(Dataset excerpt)
= = =

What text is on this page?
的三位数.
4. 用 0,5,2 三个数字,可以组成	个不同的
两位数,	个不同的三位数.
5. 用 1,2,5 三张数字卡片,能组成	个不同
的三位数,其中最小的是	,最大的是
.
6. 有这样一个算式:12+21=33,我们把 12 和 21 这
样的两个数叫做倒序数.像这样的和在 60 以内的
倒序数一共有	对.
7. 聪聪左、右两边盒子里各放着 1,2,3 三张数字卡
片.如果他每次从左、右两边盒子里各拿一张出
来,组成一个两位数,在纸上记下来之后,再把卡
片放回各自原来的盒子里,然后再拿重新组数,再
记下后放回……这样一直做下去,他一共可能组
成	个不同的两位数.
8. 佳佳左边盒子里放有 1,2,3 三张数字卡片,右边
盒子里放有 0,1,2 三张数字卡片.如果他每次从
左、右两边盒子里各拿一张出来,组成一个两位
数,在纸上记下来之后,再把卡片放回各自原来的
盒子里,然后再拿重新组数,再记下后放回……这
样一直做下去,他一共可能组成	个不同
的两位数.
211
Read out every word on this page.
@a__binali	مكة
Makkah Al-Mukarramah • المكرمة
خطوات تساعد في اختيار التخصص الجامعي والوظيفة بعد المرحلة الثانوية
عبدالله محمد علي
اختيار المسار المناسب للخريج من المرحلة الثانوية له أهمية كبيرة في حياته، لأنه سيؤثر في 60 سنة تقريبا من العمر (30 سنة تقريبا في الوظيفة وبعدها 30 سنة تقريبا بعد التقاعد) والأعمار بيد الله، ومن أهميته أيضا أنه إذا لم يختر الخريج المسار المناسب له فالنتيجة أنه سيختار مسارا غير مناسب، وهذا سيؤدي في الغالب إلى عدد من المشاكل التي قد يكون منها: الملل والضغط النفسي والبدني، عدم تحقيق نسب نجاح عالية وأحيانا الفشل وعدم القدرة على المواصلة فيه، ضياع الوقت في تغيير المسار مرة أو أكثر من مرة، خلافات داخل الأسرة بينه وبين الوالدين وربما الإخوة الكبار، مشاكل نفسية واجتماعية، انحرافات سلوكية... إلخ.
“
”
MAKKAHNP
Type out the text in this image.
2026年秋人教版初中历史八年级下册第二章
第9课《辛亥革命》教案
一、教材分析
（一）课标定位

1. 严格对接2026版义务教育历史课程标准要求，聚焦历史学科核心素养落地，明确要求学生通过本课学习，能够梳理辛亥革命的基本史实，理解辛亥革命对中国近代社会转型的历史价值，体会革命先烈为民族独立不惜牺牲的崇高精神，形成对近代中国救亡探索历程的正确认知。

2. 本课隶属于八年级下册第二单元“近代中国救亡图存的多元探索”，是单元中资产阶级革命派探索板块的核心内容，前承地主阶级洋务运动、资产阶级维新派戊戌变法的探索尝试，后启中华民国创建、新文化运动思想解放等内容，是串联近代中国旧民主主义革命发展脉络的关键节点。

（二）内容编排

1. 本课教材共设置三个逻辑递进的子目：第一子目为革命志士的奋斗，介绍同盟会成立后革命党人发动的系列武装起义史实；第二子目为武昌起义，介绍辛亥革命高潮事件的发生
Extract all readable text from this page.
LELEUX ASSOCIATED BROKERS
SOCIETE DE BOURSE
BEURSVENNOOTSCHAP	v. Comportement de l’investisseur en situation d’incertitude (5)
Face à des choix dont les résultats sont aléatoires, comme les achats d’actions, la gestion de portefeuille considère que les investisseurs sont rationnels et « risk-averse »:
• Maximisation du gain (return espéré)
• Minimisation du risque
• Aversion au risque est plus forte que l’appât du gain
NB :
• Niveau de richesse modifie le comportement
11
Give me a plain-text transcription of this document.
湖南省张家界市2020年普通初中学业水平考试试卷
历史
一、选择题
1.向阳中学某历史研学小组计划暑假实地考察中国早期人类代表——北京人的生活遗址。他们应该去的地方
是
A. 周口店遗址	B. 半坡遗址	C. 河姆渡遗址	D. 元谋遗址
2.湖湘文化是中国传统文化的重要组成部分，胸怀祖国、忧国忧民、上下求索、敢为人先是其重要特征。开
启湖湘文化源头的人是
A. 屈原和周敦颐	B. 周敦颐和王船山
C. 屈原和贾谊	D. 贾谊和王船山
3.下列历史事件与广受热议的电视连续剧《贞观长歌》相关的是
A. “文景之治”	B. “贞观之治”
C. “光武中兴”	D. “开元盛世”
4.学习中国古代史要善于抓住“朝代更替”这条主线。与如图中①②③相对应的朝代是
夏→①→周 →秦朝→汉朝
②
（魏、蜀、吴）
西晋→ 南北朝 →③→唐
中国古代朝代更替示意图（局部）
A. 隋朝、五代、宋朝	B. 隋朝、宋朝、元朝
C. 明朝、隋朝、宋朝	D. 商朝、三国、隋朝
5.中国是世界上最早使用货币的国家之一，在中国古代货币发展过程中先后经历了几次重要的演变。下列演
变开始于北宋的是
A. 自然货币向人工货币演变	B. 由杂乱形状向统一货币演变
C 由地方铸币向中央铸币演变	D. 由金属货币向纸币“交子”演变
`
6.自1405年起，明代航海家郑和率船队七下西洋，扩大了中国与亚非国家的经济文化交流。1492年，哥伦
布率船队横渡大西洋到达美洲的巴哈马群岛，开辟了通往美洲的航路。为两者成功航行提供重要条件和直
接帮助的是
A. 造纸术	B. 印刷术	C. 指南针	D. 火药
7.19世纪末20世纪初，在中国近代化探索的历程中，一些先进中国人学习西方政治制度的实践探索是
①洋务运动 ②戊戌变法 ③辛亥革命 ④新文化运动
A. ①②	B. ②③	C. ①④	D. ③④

= = =

= What is expected =
Output the records exactly, including every line.

= Task response =
What text is on this page?
的三位数.
4. 用 0,5,2 三个数字,可以组成	个不同的
两位数,	个不同的三位数.
5. 用 1,2,5 三张数字卡片,能组成	个不同
的三位数,其中最小的是	,最大的是
.
6. 有这样一个算式:12+21=33,我们把 12 和 21 这
样的两个数叫做倒序数.像这样的和在 60 以内的
倒序数一共有	对.
7. 聪聪左、右两边盒子里各放着 1,2,3 三张数字卡
片.如果他每次从左、右两边盒子里各拿一张出
来,组成一个两位数,在纸上记下来之后,再把卡
片放回各自原来的盒子里,然后再拿重新组数,再
记下后放回……这样一直做下去,他一共可能组
成	个不同的两位数.
8. 佳佳左边盒子里放有 1,2,3 三张数字卡片,右边
盒子里放有 0,1,2 三张数字卡片.如果他每次从
左、右两边盒子里各拿一张出来,组成一个两位
数,在纸上记下来之后,再把卡片放回各自原来的
盒子里,然后再拿重新组数,再记下后放回……这
样一直做下去,他一共可能组成	个不同
的两位数.
211
Read out every word on this page.
@a__binali	مكة
Makkah Al-Mukarramah • المكرمة
خطوات تساعد في اختيار التخصص الجامعي والوظيفة بعد المرحلة الثانوية
عبدالله محمد علي
اختيار المسار المناسب للخريج من المرحلة الثانوية له أهمية كبيرة في حياته، لأنه سيؤثر في 60 سنة تقريبا من العمر (30 سنة تقريبا في الوظيفة وبعدها 30 سنة تقريبا بعد التقاعد) والأعمار بيد الله، ومن أهميته أيضا أنه إذا لم يختر الخريج المسار المناسب له فالنتيجة أنه سيختار مسارا غير مناسب، وهذا سيؤدي في الغالب إلى عدد من المشاكل التي قد يكون منها: الملل والضغط النفسي والبدني، عدم تحقيق نسب نجاح عالية وأحيانا الفشل وعدم القدرة على المواصلة فيه، ضياع الوقت في تغيير المسار مرة أو أكثر من مرة، خلافات داخل الأسرة بينه وبين الوالدين وربما الإخوة الكبار، مشاكل نفسية واجتماعية، انحرافات سلوكية... إلخ.
“
”
MAKKAHNP
Type out the text in this image.
2026年秋人教版初中历史八年级下册第二章
第9课《辛亥革命》教案
一、教材分析
（一）课标定位

1. 严格对接2026版义务教育历史课程标准要求，聚焦历史学科核心素养落地，明确要求学生通过本课学习，能够梳理辛亥革命的基本史实，理解辛亥革命对中国近代社会转型的历史价值，体会革命先烈为民族独立不惜牺牲的崇高精神，形成对近代中国救亡探索历程的正确认知。

2. 本课隶属于八年级下册第二单元“近代中国救亡图存的多元探索”，是单元中资产阶级革命派探索板块的核心内容，前承地主阶级洋务运动、资产阶级维新派戊戌变法的探索尝试，后启中华民国创建、新文化运动思想解放等内容，是串联近代中国旧民主主义革命发展脉络的关键节点。

（二）内容编排

1. 本课教材共设置三个逻辑递进的子目：第一子目为革命志士的奋斗，介绍同盟会成立后革命党人发动的系列武装起义史实；第二子目为武昌起义，介绍辛亥革命高潮事件的发生
Extract all readable text from this page.
LELEUX ASSOCIATED BROKERS
SOCIETE DE BOURSE
BEURSVENNOOTSCHAP	v. Comportement de l’investisseur en situation d’incertitude (5)
Face à des choix dont les résultats sont aléatoires, comme les achats d’actions, la gestion de portefeuille considère que les investisseurs sont rationnels et « risk-averse »:
• Maximisation du gain (return espéré)
• Minimisation du risque
• Aversion au risque est plus forte que l’appât du gain
NB :
• Niveau de richesse modifie le comportement
11
Give me a plain-text transcription of this document.
湖南省张家界市2020年普通初中学业水平考试试卷
历史
一、选择题
1.向阳中学某历史研学小组计划暑假实地考察中国早期人类代表——北京人的生活遗址。他们应该去的地方
是
A. 周口店遗址	B. 半坡遗址	C. 河姆渡遗址	D. 元谋遗址
2.湖湘文化是中国传统文化的重要组成部分，胸怀祖国、忧国忧民、上下求索、敢为人先是其重要特征。开
启湖湘文化源头的人是
A. 屈原和周敦颐	B. 周敦颐和王船山
C. 屈原和贾谊	D. 贾谊和王船山
3.下列历史事件与广受热议的电视连续剧《贞观长歌》相关的是
A. “文景之治”	B. “贞观之治”
C. “光武中兴”	D. “开元盛世”
4.学习中国古代史要善于抓住“朝代更替”这条主线。与如图中①②③相对应的朝代是
夏→①→周 →秦朝→汉朝
②
（魏、蜀、吴）
西晋→ 南北朝 →③→唐
中国古代朝代更替示意图（局部）
A. 隋朝、五代、宋朝	B. 隋朝、宋朝、元朝
C. 明朝、隋朝、宋朝	D. 商朝、三国、隋朝
5.中国是世界上最早使用货币的国家之一，在中国古代货币发展过程中先后经历了几次重要的演变。下列演
变开始于北宋的是
A. 自然货币向人工货币演变	B. 由杂乱形状向统一货币演变
C 由地方铸币向中央铸币演变	D. 由金属货币向纸币“交子”演变
`
6.自1405年起，明代航海家郑和率船队七下西洋，扩大了中国与亚非国家的经济文化交流。1492年，哥伦
布率船队横渡大西洋到达美洲的巴哈马群岛，开辟了通往美洲的航路。为两者成功航行提供重要条件和直
接帮助的是
A. 造纸术	B. 印刷术	C. 指南针	D. 火药
7.19世纪末20世纪初，在中国近代化探索的历程中，一些先进中国人学习西方政治制度的实践探索是
①洋务运动 ②戊戌变法 ③辛亥革命 ④新文化运动
A. ①②	B. ②③	C. ①④	D. ③④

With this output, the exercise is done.